» Problem requirements:
Every line of the material is to be quoted verbatim, minus the pictures.

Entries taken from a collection
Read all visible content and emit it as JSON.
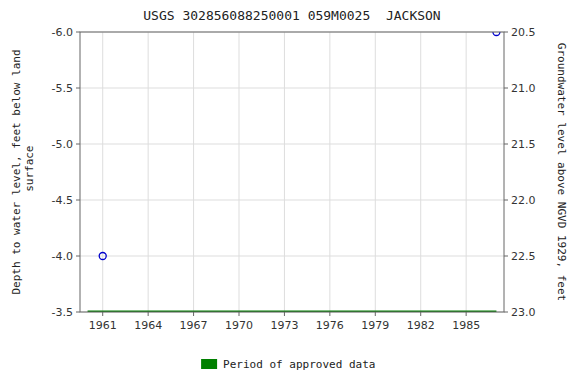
{
  "chart_data": {
    "type": "line",
    "title": "USGS 302856088250001 059M0025  JACKSON",
    "ylabel": "Depth to water level, feet below land\n surface",
    "y2label": "Groundwater level above NGVD 1929, feet",
    "xlim": [
      1959.5,
      1987.5
    ],
    "xticks": [
      1961,
      1964,
      1967,
      1970,
      1973,
      1976,
      1979,
      1982,
      1985
    ],
    "ylim": [
      -3.5,
      -6.0
    ],
    "yticks": [
      {
        "value": -6.0,
        "label": "-6.0"
      },
      {
        "value": -5.5,
        "label": "-5.5"
      },
      {
        "value": -5.0,
        "label": "-5.0"
      },
      {
        "value": -4.5,
        "label": "-4.5"
      },
      {
        "value": -4.0,
        "label": "-4.0"
      },
      {
        "value": -3.5,
        "label": "-3.5"
      }
    ],
    "y2lim": [
      23.0,
      20.5
    ],
    "y2ticks": [
      20.5,
      {
        "value": 21.0,
        "label": "21.0"
      },
      21.5,
      {
        "value": 22.0,
        "label": "22.0"
      },
      22.5,
      {
        "value": 23.0,
        "label": "23.0"
      }
    ],
    "grid": true,
    "legend": "bottom",
    "series": [
      {
        "name": "Period of approved data",
        "type": "line",
        "color": "#008000",
        "line_style": "solid",
        "x": [
          1960.0,
          1987.0
        ],
        "values": [
          -3.5,
          -3.5
        ]
      },
      {
        "type": "scatter",
        "marker": "open-circle",
        "color": "#0000cc",
        "x": [
          1961,
          1987
        ],
        "values": [
          -4.0,
          -6.0
        ]
      }
    ]
  }
}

» Expected answer:
Read all visible content and emit it as JSON.
{
  "chart_data": {
    "type": "line",
    "title": "USGS 302856088250001 059M0025  JACKSON",
    "ylabel": "Depth to water level, feet below land\n surface",
    "y2label": "Groundwater level above NGVD 1929, feet",
    "xlim": [
      1959.5,
      1987.5
    ],
    "xticks": [
      1961,
      1964,
      1967,
      1970,
      1973,
      1976,
      1979,
      1982,
      1985
    ],
    "ylim": [
      -3.5,
      -6.0
    ],
    "yticks": [
      {
        "value": -6.0,
        "label": "-6.0"
      },
      {
        "value": -5.5,
        "label": "-5.5"
      },
      {
        "value": -5.0,
        "label": "-5.0"
      },
      {
        "value": -4.5,
        "label": "-4.5"
      },
      {
        "value": -4.0,
        "label": "-4.0"
      },
      {
        "value": -3.5,
        "label": "-3.5"
      }
    ],
    "y2lim": [
      23.0,
      20.5
    ],
    "y2ticks": [
      20.5,
      {
        "value": 21.0,
        "label": "21.0"
      },
      21.5,
      {
        "value": 22.0,
        "label": "22.0"
      },
      22.5,
      {
        "value": 23.0,
        "label": "23.0"
      }
    ],
    "grid": true,
    "legend": "bottom",
    "series": [
      {
        "name": "Period of approved data",
        "type": "line",
        "color": "#008000",
        "line_style": "solid",
        "x": [
          1960.0,
          1987.0
        ],
        "values": [
          -3.5,
          -3.5
        ]
      },
      {
        "type": "scatter",
        "marker": "open-circle",
        "color": "#0000cc",
        "x": [
          1961,
          1987
        ],
        "values": [
          -4.0,
          -6.0
        ]
      }
    ]
  }
}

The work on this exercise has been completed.